◆ **What needs to be done**: Reproduce the listing verbatim, starting at its first line and ending at the line that contains "y-tick-label: 250 [29,292,56,308]", with both of those lines included.

◆ **Listings of annotated regions**:
---------------
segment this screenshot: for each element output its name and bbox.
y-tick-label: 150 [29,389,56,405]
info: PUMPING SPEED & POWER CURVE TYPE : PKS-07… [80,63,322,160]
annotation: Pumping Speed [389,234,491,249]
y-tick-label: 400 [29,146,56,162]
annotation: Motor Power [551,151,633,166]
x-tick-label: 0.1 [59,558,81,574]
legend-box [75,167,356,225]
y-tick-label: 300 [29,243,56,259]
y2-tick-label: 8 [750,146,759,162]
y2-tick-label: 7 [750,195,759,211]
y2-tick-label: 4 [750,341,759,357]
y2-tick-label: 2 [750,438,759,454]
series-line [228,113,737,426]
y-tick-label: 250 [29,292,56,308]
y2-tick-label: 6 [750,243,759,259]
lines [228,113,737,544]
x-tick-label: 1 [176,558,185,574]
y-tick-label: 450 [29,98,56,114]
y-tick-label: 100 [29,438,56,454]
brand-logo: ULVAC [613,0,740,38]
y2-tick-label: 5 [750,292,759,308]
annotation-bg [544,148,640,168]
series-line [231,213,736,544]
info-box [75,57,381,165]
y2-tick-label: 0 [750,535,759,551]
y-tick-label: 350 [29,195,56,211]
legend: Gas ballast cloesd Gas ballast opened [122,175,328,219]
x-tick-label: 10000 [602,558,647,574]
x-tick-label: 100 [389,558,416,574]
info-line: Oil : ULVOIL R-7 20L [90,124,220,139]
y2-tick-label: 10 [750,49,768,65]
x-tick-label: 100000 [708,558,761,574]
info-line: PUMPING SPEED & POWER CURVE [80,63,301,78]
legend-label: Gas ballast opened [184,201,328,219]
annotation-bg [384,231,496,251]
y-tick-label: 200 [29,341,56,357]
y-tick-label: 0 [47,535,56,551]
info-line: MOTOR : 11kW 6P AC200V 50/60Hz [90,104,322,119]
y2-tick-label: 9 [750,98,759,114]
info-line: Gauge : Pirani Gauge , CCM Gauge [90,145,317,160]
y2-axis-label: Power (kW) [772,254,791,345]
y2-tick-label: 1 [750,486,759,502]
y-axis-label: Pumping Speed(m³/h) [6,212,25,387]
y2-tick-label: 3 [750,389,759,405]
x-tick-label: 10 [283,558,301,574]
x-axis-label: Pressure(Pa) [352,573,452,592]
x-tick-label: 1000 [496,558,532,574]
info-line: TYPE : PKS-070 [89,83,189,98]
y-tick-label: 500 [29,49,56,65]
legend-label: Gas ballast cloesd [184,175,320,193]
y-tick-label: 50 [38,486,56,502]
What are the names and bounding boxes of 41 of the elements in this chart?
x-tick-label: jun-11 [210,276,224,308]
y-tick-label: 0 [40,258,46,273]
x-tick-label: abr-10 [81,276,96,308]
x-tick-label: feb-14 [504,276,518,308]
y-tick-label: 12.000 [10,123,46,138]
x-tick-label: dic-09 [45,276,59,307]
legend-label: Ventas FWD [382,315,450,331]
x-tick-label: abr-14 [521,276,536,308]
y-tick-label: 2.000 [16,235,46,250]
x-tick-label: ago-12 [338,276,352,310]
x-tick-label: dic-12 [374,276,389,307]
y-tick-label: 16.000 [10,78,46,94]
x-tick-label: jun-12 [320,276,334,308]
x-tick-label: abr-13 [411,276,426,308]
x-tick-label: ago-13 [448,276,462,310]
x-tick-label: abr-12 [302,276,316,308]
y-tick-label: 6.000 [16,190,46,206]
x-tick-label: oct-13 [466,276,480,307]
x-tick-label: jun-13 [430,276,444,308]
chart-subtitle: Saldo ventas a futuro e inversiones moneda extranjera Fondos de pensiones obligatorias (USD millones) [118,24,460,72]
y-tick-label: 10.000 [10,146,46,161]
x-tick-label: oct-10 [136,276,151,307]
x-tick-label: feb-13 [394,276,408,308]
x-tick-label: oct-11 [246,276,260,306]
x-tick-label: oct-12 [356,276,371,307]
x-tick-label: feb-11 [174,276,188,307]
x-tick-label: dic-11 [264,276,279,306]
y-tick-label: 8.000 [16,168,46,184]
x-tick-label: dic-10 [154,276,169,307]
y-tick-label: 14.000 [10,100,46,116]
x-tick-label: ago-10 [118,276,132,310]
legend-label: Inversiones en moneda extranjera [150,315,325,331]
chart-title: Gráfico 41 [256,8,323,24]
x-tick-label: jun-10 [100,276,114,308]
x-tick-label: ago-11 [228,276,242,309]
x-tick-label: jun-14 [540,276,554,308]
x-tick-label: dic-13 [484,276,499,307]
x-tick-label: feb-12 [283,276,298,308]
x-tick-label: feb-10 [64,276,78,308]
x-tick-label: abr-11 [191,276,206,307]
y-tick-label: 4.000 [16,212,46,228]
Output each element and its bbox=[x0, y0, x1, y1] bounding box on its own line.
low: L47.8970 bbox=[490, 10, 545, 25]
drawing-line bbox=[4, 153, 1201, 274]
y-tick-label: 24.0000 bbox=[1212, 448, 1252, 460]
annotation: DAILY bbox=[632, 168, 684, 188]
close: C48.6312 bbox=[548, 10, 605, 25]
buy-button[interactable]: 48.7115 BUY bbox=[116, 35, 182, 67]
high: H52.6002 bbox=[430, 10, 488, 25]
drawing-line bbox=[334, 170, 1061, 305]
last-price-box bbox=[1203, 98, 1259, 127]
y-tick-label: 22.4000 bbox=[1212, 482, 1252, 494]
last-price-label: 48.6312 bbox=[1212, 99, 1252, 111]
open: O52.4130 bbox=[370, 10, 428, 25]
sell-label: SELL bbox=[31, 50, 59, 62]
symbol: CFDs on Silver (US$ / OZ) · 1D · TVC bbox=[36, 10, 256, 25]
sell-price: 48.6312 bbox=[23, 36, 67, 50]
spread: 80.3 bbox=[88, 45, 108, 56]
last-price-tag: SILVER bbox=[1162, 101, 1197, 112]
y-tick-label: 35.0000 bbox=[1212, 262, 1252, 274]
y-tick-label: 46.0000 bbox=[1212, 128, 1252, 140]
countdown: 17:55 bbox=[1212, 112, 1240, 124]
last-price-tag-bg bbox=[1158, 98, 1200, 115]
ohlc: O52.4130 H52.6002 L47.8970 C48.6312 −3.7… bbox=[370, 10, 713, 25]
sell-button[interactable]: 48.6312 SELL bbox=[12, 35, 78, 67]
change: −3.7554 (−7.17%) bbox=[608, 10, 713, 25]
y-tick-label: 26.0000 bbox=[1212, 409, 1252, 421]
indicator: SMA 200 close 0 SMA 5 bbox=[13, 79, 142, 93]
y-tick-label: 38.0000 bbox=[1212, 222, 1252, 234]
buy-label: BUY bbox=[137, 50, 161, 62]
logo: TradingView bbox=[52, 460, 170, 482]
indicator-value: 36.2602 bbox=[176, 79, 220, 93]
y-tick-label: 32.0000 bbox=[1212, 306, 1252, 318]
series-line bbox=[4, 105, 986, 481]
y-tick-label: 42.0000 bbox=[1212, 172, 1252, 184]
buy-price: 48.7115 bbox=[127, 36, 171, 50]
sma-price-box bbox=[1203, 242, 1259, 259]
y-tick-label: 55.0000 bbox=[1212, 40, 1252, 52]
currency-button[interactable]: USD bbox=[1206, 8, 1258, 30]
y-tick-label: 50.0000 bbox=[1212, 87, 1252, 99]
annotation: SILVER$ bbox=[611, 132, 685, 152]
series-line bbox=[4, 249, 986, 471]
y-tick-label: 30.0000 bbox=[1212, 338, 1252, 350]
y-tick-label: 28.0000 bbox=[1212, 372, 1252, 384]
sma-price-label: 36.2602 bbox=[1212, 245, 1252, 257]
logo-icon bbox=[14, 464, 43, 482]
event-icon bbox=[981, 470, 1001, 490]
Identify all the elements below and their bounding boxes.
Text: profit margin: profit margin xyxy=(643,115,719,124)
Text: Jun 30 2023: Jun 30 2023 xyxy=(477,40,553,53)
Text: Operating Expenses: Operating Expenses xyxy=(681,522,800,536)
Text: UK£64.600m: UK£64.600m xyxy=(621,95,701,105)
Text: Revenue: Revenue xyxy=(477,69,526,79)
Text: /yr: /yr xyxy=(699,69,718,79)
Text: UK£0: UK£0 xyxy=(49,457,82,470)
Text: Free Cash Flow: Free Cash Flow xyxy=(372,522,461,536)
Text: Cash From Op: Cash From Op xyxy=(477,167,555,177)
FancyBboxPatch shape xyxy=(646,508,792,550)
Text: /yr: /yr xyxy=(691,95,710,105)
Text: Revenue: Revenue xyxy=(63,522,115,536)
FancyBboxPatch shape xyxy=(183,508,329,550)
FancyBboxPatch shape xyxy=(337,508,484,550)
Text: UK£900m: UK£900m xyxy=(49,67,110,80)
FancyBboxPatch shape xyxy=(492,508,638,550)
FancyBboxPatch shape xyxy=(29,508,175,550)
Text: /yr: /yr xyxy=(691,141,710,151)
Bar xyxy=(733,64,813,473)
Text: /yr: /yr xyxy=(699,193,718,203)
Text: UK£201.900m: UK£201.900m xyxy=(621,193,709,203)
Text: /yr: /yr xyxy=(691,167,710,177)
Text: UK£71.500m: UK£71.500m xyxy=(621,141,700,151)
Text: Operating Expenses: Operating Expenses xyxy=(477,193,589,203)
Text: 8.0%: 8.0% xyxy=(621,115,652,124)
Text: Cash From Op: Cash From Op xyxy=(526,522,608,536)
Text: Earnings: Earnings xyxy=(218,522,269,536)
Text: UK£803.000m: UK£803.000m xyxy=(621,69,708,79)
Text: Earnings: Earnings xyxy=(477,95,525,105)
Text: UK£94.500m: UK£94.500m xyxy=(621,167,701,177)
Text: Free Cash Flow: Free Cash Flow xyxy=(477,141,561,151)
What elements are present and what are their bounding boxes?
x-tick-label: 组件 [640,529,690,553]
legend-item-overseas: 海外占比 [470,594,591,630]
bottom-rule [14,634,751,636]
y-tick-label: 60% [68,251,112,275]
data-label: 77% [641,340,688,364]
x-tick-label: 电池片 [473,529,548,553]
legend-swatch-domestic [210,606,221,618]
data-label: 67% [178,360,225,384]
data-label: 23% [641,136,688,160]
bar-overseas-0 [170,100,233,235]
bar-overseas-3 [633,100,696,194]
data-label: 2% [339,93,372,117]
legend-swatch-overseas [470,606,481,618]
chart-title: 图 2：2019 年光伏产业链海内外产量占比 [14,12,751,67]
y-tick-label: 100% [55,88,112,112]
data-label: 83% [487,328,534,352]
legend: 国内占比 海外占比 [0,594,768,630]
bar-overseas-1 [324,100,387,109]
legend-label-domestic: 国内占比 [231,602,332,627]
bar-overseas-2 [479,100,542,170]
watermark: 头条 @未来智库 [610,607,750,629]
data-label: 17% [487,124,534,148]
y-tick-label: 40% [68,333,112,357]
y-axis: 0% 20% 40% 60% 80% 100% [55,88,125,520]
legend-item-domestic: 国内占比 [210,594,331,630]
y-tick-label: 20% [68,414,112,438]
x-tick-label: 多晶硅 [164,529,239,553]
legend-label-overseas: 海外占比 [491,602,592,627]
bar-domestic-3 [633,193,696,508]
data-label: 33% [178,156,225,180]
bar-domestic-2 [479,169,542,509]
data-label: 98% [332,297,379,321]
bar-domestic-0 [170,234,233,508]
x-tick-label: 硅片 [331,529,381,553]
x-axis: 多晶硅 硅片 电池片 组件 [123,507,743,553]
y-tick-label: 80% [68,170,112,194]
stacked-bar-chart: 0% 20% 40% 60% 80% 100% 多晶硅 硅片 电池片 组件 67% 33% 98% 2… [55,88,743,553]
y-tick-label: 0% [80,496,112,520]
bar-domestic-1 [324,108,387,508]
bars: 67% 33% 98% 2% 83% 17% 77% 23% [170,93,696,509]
---------------
◆ **Task answer**:
segment this screenshot: for each element output its name and bbox.
y-tick-label: 150 [29,389,56,405]
info: PUMPING SPEED & POWER CURVE TYPE : PKS-07… [80,63,322,160]
annotation: Pumping Speed [389,234,491,249]
y-tick-label: 400 [29,146,56,162]
annotation: Motor Power [551,151,633,166]
x-tick-label: 0.1 [59,558,81,574]
legend-box [75,167,356,225]
y-tick-label: 300 [29,243,56,259]
y2-tick-label: 8 [750,146,759,162]
y2-tick-label: 7 [750,195,759,211]
y2-tick-label: 4 [750,341,759,357]
y2-tick-label: 2 [750,438,759,454]
series-line [228,113,737,426]
y-tick-label: 250 [29,292,56,308]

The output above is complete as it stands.